**Task to complete:**
Answer these questions from the text on cable-stayed bridges:
1. Who designed the timber bridge of 1784 to which cable-stayed bridges can be dated back?
2. Who designed the first widely recognized modern cable-stayed bridge, and in what year?
3. In a suspension bridge, what transfers the tension on the cables to the earth?

**Selection:**
──────

Cable-stayed bridges can be dated back to the 1784 design of a timber bridge by German carpenter C.T. Loescher. Many early suspension bridges were of hybrid suspension and cable-stayed bridge, including the 1817 footbridge at Dryburgh Abbey, and the later Albert Bridge (1872) and Brooklyn Bridge (1883). Their designers found that the combination of technologies created a stiffer bridge, and John A. Roebling took particular advantage of this to limit deformations due to railway loads in the Niagara Falls Suspension Bridge.

In the twentieth century, early examples of cable-stayed bridges included A. Gisclard's unusual Cassagnes bridge (1899), where the horizontal part of the cable forces is balanced by a separate horizontal tie cable, preventing significant compression in the deck, and G. Leinekugel le Coq's bridge at Lezardrieux (1925). However, the first widely recognised modern cable-stayed bridge was designed at Strömsund by Franz Dischinger (1955). Other key pioneers included Riccardo Morandi and Fritz Leonhardt. Early bridges from this period used very few stay cables, as in the Theodor-Heuss-Rhine River Bridge (1958). However, this involves substantial erection costs, and more modern structures tend to use many more cables to ensure greater economy.

[edit] Comparison with suspension bridge

A multiple-tower cable-stayed bridge may appear similar to a suspension bridge, but in fact is very different in principle and in the method of construction. In the suspension bridge, a large cable is made up by "spinning" small diameter wires between two towers, and at each end to anchorages into the ground or to a massive structure. These cables form the primary load-bearing structure for the bridge deck. Before the deck is installed, the cables are under tension from only their own weight. Smaller cables or rods are then suspended from the main cable, and used to support the load of the bridge deck, which is lifted in sections and attached to the suspender cables. As this is done the tension in the cables increases, as it does with the live load of vehicles or persons crossing the bridge. The tension on the cables must be transferred to the earth by the anchorages, which are sometimes difficult to construct due to poor soil conditions.

──────

**Information provided:**
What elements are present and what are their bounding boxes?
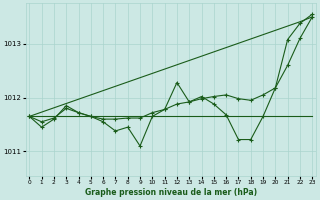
X-axis label: Graphe pression niveau de la mer (hPa): Graphe pression niveau de la mer (hPa) xyxy=(85,188,257,197)
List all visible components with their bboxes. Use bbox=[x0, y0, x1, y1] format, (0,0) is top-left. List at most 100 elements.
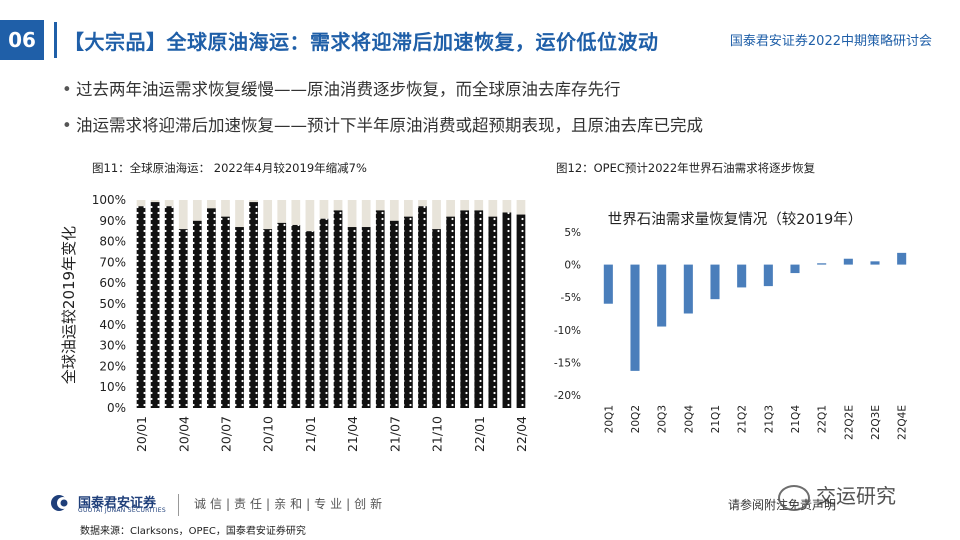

──────

**Response to the exercise:**
1. C.T. Loescher, a German carpenter
2. Franz Dischinger, in 1955
3. The anchorages